# [Records to process]

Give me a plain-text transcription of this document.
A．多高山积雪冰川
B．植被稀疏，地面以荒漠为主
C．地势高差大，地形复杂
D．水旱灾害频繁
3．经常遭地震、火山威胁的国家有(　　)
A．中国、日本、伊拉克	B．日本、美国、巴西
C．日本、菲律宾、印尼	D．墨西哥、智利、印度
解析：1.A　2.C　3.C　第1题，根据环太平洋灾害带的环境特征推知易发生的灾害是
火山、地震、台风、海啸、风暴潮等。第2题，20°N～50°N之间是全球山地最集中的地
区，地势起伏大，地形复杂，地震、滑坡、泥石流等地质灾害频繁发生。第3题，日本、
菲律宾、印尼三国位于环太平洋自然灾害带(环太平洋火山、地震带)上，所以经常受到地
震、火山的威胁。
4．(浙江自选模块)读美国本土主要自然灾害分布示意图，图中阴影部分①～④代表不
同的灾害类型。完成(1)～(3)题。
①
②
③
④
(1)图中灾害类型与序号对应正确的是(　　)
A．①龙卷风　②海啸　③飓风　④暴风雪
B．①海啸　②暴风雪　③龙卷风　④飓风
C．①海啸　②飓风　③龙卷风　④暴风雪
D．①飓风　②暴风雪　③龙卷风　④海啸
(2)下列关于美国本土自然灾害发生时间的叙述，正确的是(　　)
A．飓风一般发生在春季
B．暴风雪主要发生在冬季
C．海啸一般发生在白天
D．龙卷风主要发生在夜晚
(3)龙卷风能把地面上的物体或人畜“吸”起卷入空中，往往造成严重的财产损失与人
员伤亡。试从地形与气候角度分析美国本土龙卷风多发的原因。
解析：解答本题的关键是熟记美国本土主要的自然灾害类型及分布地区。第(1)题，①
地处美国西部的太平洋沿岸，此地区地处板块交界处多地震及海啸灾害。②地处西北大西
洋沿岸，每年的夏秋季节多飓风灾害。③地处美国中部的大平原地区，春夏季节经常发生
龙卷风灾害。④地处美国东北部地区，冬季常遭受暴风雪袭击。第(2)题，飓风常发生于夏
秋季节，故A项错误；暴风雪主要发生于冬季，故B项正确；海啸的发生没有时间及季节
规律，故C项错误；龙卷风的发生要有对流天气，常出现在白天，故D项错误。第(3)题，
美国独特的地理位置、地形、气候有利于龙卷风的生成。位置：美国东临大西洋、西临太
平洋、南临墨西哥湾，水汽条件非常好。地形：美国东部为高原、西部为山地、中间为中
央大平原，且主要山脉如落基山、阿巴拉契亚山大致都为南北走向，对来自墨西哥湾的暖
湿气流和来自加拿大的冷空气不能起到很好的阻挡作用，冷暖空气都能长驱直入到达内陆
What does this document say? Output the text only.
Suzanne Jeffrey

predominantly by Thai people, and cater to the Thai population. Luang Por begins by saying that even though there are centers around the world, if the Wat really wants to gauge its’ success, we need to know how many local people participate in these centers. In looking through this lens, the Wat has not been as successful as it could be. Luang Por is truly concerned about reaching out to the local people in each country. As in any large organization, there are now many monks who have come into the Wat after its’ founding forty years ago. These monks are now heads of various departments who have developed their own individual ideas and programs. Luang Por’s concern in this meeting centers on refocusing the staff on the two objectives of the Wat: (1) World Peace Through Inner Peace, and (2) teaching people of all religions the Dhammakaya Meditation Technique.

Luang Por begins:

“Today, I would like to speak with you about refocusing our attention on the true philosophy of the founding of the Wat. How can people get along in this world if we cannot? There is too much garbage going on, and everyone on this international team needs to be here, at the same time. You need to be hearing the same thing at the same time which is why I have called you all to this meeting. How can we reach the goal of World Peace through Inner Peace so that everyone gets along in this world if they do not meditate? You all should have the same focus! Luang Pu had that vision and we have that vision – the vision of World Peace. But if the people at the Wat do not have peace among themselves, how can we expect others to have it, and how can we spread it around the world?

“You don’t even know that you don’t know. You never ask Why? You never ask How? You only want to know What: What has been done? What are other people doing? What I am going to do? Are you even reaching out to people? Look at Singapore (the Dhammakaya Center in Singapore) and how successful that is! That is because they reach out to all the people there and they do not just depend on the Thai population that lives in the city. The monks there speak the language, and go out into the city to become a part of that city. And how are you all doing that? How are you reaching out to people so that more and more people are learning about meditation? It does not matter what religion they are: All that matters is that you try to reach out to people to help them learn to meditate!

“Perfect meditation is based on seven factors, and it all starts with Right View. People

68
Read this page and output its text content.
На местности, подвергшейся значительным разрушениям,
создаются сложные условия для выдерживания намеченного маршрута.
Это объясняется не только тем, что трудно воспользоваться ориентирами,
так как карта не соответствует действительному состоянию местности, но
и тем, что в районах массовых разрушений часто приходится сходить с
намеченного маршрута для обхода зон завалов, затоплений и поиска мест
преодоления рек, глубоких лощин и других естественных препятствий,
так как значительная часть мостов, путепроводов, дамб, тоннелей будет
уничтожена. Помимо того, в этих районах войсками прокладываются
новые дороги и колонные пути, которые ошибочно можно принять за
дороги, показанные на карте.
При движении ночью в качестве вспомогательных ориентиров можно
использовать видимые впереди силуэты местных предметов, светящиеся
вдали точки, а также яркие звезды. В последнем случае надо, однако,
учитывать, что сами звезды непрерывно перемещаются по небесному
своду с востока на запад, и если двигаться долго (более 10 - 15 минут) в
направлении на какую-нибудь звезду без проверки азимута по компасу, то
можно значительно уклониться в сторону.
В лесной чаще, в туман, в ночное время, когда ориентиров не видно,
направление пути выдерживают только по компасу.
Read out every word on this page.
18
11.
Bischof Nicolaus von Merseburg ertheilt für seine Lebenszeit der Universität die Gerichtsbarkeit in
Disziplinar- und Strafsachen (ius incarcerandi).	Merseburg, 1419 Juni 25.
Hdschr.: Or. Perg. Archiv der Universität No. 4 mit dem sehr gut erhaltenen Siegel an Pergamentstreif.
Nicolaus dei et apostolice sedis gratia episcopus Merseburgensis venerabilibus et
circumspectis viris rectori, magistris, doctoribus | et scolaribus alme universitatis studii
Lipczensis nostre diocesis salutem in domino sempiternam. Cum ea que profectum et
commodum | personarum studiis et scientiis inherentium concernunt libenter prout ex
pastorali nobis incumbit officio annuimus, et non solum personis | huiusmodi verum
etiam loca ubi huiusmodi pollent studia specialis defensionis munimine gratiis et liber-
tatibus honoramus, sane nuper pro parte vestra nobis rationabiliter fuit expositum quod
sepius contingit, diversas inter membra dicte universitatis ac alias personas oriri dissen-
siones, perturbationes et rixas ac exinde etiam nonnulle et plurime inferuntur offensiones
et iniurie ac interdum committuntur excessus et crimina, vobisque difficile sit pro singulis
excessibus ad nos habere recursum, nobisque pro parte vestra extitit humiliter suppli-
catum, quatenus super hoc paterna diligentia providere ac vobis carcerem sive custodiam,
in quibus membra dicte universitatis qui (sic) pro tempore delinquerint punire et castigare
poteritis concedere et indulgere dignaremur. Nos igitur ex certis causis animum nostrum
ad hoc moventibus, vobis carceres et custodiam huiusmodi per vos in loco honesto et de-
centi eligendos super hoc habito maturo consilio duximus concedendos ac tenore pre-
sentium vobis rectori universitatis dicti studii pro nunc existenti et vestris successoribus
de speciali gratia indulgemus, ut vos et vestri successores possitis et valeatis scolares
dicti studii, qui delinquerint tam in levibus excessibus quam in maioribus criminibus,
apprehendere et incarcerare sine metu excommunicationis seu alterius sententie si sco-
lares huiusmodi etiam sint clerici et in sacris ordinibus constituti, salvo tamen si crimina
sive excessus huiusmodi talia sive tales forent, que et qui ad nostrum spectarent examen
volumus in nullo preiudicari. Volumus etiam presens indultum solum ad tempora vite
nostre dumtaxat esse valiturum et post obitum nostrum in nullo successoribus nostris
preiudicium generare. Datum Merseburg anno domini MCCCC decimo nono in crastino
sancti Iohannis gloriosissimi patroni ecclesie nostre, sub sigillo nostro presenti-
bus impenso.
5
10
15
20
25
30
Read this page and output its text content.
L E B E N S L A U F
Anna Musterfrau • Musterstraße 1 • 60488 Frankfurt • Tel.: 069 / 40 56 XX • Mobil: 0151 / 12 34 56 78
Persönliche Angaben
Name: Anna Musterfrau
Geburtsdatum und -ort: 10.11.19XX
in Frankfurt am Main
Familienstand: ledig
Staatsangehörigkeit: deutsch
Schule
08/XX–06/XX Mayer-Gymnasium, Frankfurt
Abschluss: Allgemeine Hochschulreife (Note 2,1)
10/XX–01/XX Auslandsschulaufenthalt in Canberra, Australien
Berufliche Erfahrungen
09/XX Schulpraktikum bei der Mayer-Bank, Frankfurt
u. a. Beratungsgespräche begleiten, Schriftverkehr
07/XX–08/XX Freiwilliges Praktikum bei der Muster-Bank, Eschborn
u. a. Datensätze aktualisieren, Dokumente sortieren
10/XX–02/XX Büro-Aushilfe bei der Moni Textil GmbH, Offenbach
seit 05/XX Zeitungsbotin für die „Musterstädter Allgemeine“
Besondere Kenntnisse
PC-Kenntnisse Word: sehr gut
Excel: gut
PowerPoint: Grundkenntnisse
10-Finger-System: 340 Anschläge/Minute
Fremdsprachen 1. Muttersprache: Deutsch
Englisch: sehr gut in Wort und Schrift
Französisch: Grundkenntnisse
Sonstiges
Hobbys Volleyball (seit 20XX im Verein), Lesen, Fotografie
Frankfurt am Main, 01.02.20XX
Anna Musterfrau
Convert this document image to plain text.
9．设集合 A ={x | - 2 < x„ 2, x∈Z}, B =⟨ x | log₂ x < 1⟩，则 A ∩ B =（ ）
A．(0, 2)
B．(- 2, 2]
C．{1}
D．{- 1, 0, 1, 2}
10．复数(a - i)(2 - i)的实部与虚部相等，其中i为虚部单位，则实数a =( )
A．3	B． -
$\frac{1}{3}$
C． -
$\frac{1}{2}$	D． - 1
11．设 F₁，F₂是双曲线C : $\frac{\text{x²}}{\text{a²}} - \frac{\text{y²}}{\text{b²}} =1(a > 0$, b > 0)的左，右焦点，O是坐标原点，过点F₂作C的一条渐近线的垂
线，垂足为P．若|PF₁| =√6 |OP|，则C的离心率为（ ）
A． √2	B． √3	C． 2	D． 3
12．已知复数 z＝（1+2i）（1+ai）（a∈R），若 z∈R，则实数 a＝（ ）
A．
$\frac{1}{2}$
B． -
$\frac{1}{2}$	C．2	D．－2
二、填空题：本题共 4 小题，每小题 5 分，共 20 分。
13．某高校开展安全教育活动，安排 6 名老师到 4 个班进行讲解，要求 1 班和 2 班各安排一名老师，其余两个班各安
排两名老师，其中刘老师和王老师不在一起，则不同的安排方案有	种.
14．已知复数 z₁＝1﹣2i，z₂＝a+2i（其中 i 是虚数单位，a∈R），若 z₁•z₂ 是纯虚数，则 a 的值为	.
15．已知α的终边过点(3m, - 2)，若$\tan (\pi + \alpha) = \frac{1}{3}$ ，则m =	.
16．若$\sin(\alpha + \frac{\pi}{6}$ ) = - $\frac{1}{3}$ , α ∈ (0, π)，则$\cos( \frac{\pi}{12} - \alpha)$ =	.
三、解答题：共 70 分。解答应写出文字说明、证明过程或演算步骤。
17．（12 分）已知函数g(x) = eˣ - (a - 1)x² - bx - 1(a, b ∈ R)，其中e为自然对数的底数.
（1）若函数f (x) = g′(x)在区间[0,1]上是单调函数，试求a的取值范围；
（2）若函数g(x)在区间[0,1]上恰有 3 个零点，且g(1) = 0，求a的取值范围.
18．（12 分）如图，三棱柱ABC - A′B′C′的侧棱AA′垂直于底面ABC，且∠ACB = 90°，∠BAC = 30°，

# [Stated exercise]
In the data above, count the lines where the word "пути" appears; reply with the number only.

# [Complete output]
2